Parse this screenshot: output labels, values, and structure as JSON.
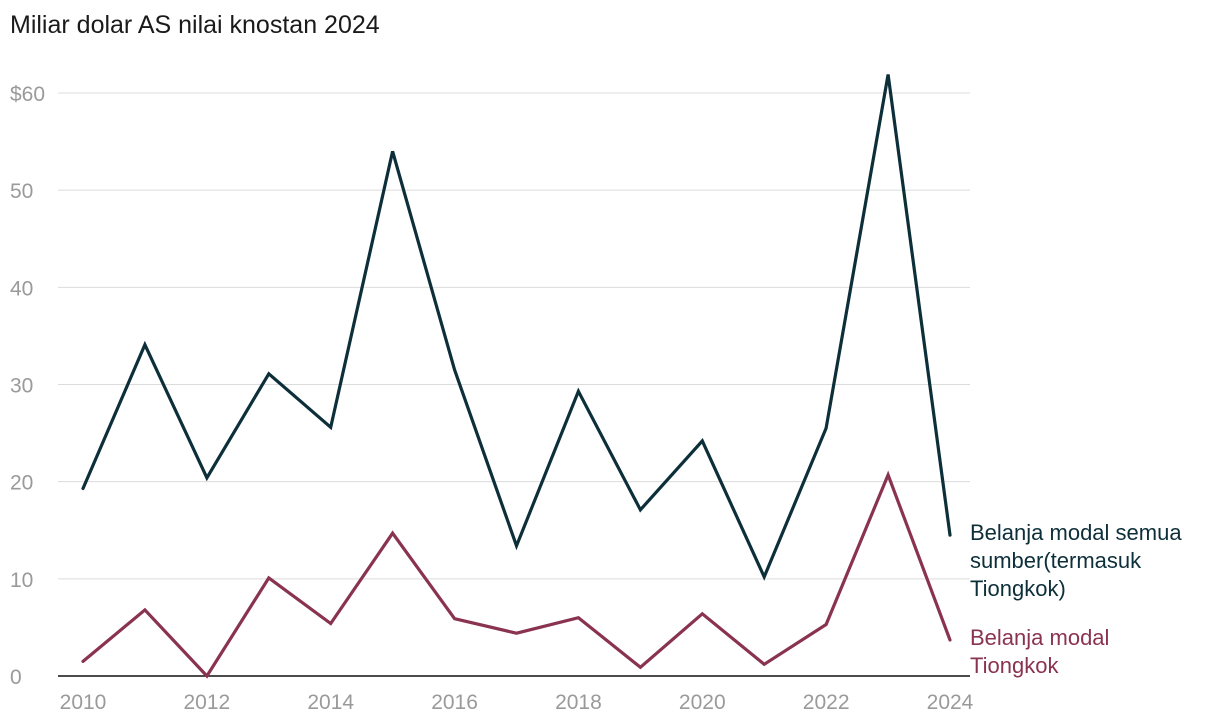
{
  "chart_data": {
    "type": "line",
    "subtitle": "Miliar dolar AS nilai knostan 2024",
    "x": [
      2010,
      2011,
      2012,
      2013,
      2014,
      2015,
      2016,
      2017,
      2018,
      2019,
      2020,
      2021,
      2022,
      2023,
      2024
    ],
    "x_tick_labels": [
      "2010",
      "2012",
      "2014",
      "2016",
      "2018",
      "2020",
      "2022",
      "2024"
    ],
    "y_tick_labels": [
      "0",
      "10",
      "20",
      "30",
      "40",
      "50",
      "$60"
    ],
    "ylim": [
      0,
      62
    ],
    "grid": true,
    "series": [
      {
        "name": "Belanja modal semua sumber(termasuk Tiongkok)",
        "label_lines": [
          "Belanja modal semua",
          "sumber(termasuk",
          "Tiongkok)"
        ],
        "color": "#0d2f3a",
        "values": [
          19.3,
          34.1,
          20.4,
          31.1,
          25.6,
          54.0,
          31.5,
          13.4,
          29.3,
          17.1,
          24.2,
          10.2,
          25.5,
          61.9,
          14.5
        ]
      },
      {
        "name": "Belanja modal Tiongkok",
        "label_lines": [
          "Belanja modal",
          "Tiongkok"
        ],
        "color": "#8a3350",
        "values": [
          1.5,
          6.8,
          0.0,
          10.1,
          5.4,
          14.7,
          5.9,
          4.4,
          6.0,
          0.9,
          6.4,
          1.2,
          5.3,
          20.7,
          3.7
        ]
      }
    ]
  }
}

===

THE TASK: Your task is to set down the records shown above exactly, minus any pictures.

RESULT OF THE EXERCISE:
Parse this screenshot: output labels, values, and structure as JSON.
{
  "chart_data": {
    "type": "line",
    "subtitle": "Miliar dolar AS nilai knostan 2024",
    "x": [
      2010,
      2011,
      2012,
      2013,
      2014,
      2015,
      2016,
      2017,
      2018,
      2019,
      2020,
      2021,
      2022,
      2023,
      2024
    ],
    "x_tick_labels": [
      "2010",
      "2012",
      "2014",
      "2016",
      "2018",
      "2020",
      "2022",
      "2024"
    ],
    "y_tick_labels": [
      "0",
      "10",
      "20",
      "30",
      "40",
      "50",
      "$60"
    ],
    "ylim": [
      0,
      62
    ],
    "grid": true,
    "series": [
      {
        "name": "Belanja modal semua sumber(termasuk Tiongkok)",
        "label_lines": [
          "Belanja modal semua",
          "sumber(termasuk",
          "Tiongkok)"
        ],
        "color": "#0d2f3a",
        "values": [
          19.3,
          34.1,
          20.4,
          31.1,
          25.6,
          54.0,
          31.5,
          13.4,
          29.3,
          17.1,
          24.2,
          10.2,
          25.5,
          61.9,
          14.5
        ]
      },
      {
        "name": "Belanja modal Tiongkok",
        "label_lines": [
          "Belanja modal",
          "Tiongkok"
        ],
        "color": "#8a3350",
        "values": [
          1.5,
          6.8,
          0.0,
          10.1,
          5.4,
          14.7,
          5.9,
          4.4,
          6.0,
          0.9,
          6.4,
          1.2,
          5.3,
          20.7,
          3.7
        ]
      }
    ]
  }
}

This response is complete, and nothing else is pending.